Dataset items
================
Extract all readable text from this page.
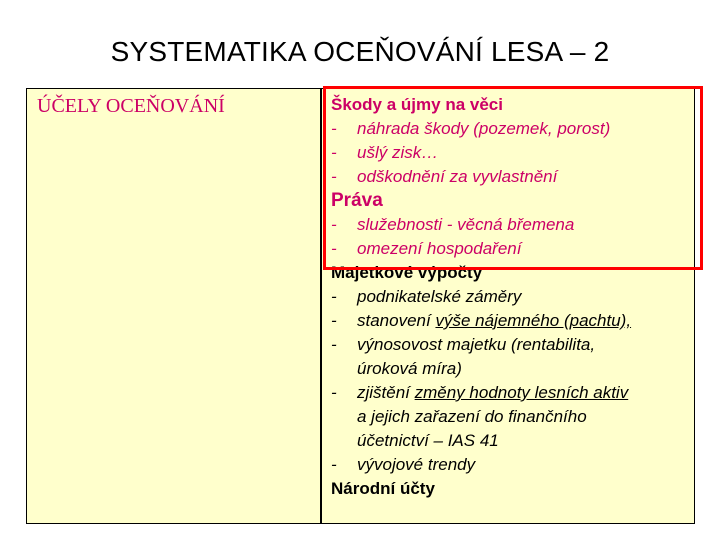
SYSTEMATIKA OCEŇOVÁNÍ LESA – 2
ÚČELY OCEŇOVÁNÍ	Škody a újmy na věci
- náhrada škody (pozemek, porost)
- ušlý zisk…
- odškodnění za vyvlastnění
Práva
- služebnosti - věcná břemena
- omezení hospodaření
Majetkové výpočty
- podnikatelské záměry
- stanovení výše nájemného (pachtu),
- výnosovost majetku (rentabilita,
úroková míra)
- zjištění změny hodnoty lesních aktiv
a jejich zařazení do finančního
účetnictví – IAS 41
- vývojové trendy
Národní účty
================
**EXERCISE**. Every line should be retyped exactly, with the pictures omitted.

**SOLUTION**.
Extract all readable text from this page.
SYSTEMATIKA OCEŇOVÁNÍ LESA – 2
ÚČELY OCEŇOVÁNÍ	Škody a újmy na věci
- náhrada škody (pozemek, porost)
- ušlý zisk…
- odškodnění za vyvlastnění
Práva
- služebnosti - věcná břemena
- omezení hospodaření
Majetkové výpočty
- podnikatelské záměry
- stanovení výše nájemného (pachtu),
- výnosovost majetku (rentabilita,
úroková míra)
- zjištění změny hodnoty lesních aktiv
a jejich zařazení do finančního
účetnictví – IAS 41
- vývojové trendy
Národní účty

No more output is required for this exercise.